[What the task requires] Copy all records verbatim.

Structured figure records
☆ ☆ ☆ ☆
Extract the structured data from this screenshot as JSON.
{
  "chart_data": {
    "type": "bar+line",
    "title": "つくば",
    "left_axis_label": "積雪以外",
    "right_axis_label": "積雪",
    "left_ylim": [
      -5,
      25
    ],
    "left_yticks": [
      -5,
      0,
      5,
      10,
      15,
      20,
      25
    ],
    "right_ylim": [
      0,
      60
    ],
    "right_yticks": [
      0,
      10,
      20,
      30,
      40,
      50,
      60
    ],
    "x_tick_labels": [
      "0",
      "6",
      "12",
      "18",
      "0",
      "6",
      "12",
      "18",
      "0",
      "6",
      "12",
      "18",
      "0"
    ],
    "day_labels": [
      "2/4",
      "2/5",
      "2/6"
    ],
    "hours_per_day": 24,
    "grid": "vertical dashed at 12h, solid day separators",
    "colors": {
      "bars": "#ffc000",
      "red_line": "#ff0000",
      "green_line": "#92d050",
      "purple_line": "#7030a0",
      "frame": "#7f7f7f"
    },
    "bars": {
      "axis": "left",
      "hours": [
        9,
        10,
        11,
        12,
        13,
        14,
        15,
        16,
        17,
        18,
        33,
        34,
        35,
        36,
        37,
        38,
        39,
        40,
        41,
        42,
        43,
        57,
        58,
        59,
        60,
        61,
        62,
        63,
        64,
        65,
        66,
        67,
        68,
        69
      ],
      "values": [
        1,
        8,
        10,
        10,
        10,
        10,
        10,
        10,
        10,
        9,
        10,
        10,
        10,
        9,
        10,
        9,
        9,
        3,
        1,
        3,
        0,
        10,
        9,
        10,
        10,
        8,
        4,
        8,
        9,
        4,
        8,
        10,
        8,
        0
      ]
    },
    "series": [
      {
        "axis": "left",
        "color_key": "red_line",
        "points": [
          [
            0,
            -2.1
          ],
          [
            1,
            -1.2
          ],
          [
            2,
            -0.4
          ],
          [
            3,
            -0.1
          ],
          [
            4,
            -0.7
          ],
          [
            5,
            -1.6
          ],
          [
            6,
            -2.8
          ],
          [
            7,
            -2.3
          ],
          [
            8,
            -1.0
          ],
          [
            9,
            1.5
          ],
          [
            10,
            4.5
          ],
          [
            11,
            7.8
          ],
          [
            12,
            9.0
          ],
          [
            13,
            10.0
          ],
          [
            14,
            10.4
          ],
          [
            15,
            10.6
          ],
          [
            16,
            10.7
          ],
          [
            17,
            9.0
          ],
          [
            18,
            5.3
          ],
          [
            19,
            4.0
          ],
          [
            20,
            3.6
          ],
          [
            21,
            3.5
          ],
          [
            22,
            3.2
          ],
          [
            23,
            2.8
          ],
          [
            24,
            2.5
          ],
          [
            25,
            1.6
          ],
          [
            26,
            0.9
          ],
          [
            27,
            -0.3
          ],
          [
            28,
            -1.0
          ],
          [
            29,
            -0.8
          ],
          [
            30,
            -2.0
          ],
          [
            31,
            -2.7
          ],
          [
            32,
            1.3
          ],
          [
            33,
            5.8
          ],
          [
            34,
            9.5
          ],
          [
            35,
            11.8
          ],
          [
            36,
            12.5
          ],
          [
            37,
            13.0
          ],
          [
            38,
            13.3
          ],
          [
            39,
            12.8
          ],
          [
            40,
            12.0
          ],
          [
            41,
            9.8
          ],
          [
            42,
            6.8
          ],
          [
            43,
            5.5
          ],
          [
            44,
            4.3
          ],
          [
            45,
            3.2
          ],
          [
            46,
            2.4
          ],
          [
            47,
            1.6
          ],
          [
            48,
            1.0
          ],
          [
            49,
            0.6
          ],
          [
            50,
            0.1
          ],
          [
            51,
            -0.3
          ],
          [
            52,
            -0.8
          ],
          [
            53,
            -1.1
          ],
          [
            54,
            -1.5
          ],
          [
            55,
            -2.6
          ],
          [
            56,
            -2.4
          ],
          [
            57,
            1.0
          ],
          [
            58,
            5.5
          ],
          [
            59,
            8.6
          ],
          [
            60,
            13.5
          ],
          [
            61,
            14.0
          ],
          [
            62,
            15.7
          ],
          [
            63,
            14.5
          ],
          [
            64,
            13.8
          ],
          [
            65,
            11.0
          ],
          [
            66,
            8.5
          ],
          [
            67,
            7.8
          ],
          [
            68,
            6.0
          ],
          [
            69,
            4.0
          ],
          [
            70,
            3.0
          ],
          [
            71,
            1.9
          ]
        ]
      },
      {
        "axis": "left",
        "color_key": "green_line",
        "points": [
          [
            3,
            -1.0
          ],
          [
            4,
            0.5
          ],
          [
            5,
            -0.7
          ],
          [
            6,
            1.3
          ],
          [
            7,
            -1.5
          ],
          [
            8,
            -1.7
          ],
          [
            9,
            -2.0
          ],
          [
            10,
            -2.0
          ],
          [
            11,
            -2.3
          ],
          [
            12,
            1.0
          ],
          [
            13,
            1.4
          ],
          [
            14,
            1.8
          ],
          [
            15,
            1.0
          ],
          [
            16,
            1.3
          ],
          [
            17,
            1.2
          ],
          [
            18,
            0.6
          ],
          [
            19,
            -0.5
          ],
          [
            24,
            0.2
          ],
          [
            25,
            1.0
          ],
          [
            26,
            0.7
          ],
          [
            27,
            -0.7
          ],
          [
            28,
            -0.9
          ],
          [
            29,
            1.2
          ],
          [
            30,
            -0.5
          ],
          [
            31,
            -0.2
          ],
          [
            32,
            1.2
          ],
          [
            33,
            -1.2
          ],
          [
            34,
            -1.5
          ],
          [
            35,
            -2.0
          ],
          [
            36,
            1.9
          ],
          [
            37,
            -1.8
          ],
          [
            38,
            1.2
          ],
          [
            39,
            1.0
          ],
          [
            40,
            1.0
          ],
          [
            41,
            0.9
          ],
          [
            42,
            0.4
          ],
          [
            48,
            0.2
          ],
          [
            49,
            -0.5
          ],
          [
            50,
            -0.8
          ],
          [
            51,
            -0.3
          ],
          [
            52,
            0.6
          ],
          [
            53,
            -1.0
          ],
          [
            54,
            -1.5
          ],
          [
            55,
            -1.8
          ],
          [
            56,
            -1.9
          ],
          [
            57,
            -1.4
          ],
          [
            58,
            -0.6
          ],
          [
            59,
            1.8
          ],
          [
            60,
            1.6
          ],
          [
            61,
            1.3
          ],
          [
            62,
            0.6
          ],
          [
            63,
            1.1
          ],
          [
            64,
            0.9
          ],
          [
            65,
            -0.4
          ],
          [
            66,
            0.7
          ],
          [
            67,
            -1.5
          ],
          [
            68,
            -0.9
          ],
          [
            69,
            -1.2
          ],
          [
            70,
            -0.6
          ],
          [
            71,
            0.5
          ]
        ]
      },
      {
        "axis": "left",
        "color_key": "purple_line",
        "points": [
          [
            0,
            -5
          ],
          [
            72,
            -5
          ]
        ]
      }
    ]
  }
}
☆ ☆ ☆ ☆
[Output of the exercise]
Extract the structured data from this screenshot as JSON.
{
  "chart_data": {
    "type": "bar+line",
    "title": "つくば",
    "left_axis_label": "積雪以外",
    "right_axis_label": "積雪",
    "left_ylim": [
      -5,
      25
    ],
    "left_yticks": [
      -5,
      0,
      5,
      10,
      15,
      20,
      25
    ],
    "right_ylim": [
      0,
      60
    ],
    "right_yticks": [
      0,
      10,
      20,
      30,
      40,
      50,
      60
    ],
    "x_tick_labels": [
      "0",
      "6",
      "12",
      "18",
      "0",
      "6",
      "12",
      "18",
      "0",
      "6",
      "12",
      "18",
      "0"
    ],
    "day_labels": [
      "2/4",
      "2/5",
      "2/6"
    ],
    "hours_per_day": 24,
    "grid": "vertical dashed at 12h, solid day separators",
    "colors": {
      "bars": "#ffc000",
      "red_line": "#ff0000",
      "green_line": "#92d050",
      "purple_line": "#7030a0",
      "frame": "#7f7f7f"
    },
    "bars": {
      "axis": "left",
      "hours": [
        9,
        10,
        11,
        12,
        13,
        14,
        15,
        16,
        17,
        18,
        33,
        34,
        35,
        36,
        37,
        38,
        39,
        40,
        41,
        42,
        43,
        57,
        58,
        59,
        60,
        61,
        62,
        63,
        64,
        65,
        66,
        67,
        68,
        69
      ],
      "values": [
        1,
        8,
        10,
        10,
        10,
        10,
        10,
        10,
        10,
        9,
        10,
        10,
        10,
        9,
        10,
        9,
        9,
        3,
        1,
        3,
        0,
        10,
        9,
        10,
        10,
        8,
        4,
        8,
        9,
        4,
        8,
        10,
        8,
        0
      ]
    },
    "series": [
      {
        "axis": "left",
        "color_key": "red_line",
        "points": [
          [
            0,
            -2.1
          ],
          [
            1,
            -1.2
          ],
          [
            2,
            -0.4
          ],
          [
            3,
            -0.1
          ],
          [
            4,
            -0.7
          ],
          [
            5,
            -1.6
          ],
          [
            6,
            -2.8
          ],
          [
            7,
            -2.3
          ],
          [
            8,
            -1.0
          ],
          [
            9,
            1.5
          ],
          [
            10,
            4.5
          ],
          [
            11,
            7.8
          ],
          [
            12,
            9.0
          ],
          [
            13,
            10.0
          ],
          [
            14,
            10.4
          ],
          [
            15,
            10.6
          ],
          [
            16,
            10.7
          ],
          [
            17,
            9.0
          ],
          [
            18,
            5.3
          ],
          [
            19,
            4.0
          ],
          [
            20,
            3.6
          ],
          [
            21,
            3.5
          ],
          [
            22,
            3.2
          ],
          [
            23,
            2.8
          ],
          [
            24,
            2.5
          ],
          [
            25,
            1.6
          ],
          [
            26,
            0.9
          ],
          [
            27,
            -0.3
          ],
          [
            28,
            -1.0
          ],
          [
            29,
            -0.8
          ],
          [
            30,
            -2.0
          ],
          [
            31,
            -2.7
          ],
          [
            32,
            1.3
          ],
          [
            33,
            5.8
          ],
          [
            34,
            9.5
          ],
          [
            35,
            11.8
          ],
          [
            36,
            12.5
          ],
          [
            37,
            13.0
          ],
          [
            38,
            13.3
          ],
          [
            39,
            12.8
          ],
          [
            40,
            12.0
          ],
          [
            41,
            9.8
          ],
          [
            42,
            6.8
          ],
          [
            43,
            5.5
          ],
          [
            44,
            4.3
          ],
          [
            45,
            3.2
          ],
          [
            46,
            2.4
          ],
          [
            47,
            1.6
          ],
          [
            48,
            1.0
          ],
          [
            49,
            0.6
          ],
          [
            50,
            0.1
          ],
          [
            51,
            -0.3
          ],
          [
            52,
            -0.8
          ],
          [
            53,
            -1.1
          ],
          [
            54,
            -1.5
          ],
          [
            55,
            -2.6
          ],
          [
            56,
            -2.4
          ],
          [
            57,
            1.0
          ],
          [
            58,
            5.5
          ],
          [
            59,
            8.6
          ],
          [
            60,
            13.5
          ],
          [
            61,
            14.0
          ],
          [
            62,
            15.7
          ],
          [
            63,
            14.5
          ],
          [
            64,
            13.8
          ],
          [
            65,
            11.0
          ],
          [
            66,
            8.5
          ],
          [
            67,
            7.8
          ],
          [
            68,
            6.0
          ],
          [
            69,
            4.0
          ],
          [
            70,
            3.0
          ],
          [
            71,
            1.9
          ]
        ]
      },
      {
        "axis": "left",
        "color_key": "green_line",
        "points": [
          [
            3,
            -1.0
          ],
          [
            4,
            0.5
          ],
          [
            5,
            -0.7
          ],
          [
            6,
            1.3
          ],
          [
            7,
            -1.5
          ],
          [
            8,
            -1.7
          ],
          [
            9,
            -2.0
          ],
          [
            10,
            -2.0
          ],
          [
            11,
            -2.3
          ],
          [
            12,
            1.0
          ],
          [
            13,
            1.4
          ],
          [
            14,
            1.8
          ],
          [
            15,
            1.0
          ],
          [
            16,
            1.3
          ],
          [
            17,
            1.2
          ],
          [
            18,
            0.6
          ],
          [
            19,
            -0.5
          ],
          [
            24,
            0.2
          ],
          [
            25,
            1.0
          ],
          [
            26,
            0.7
          ],
          [
            27,
            -0.7
          ],
          [
            28,
            -0.9
          ],
          [
            29,
            1.2
          ],
          [
            30,
            -0.5
          ],
          [
            31,
            -0.2
          ],
          [
            32,
            1.2
          ],
          [
            33,
            -1.2
          ],
          [
            34,
            -1.5
          ],
          [
            35,
            -2.0
          ],
          [
            36,
            1.9
          ],
          [
            37,
            -1.8
          ],
          [
            38,
            1.2
          ],
          [
            39,
            1.0
          ],
          [
            40,
            1.0
          ],
          [
            41,
            0.9
          ],
          [
            42,
            0.4
          ],
          [
            48,
            0.2
          ],
          [
            49,
            -0.5
          ],
          [
            50,
            -0.8
          ],
          [
            51,
            -0.3
          ],
          [
            52,
            0.6
          ],
          [
            53,
            -1.0
          ],
          [
            54,
            -1.5
          ],
          [
            55,
            -1.8
          ],
          [
            56,
            -1.9
          ],
          [
            57,
            -1.4
          ],
          [
            58,
            -0.6
          ],
          [
            59,
            1.8
          ],
          [
            60,
            1.6
          ],
          [
            61,
            1.3
          ],
          [
            62,
            0.6
          ],
          [
            63,
            1.1
          ],
          [
            64,
            0.9
          ],
          [
            65,
            -0.4
          ],
          [
            66,
            0.7
          ],
          [
            67,
            -1.5
          ],
          [
            68,
            -0.9
          ],
          [
            69,
            -1.2
          ],
          [
            70,
            -0.6
          ],
          [
            71,
            0.5
          ]
        ]
      },
      {
        "axis": "left",
        "color_key": "purple_line",
        "points": [
          [
            0,
            -5
          ],
          [
            72,
            -5
          ]
        ]
      }
    ]
  }
}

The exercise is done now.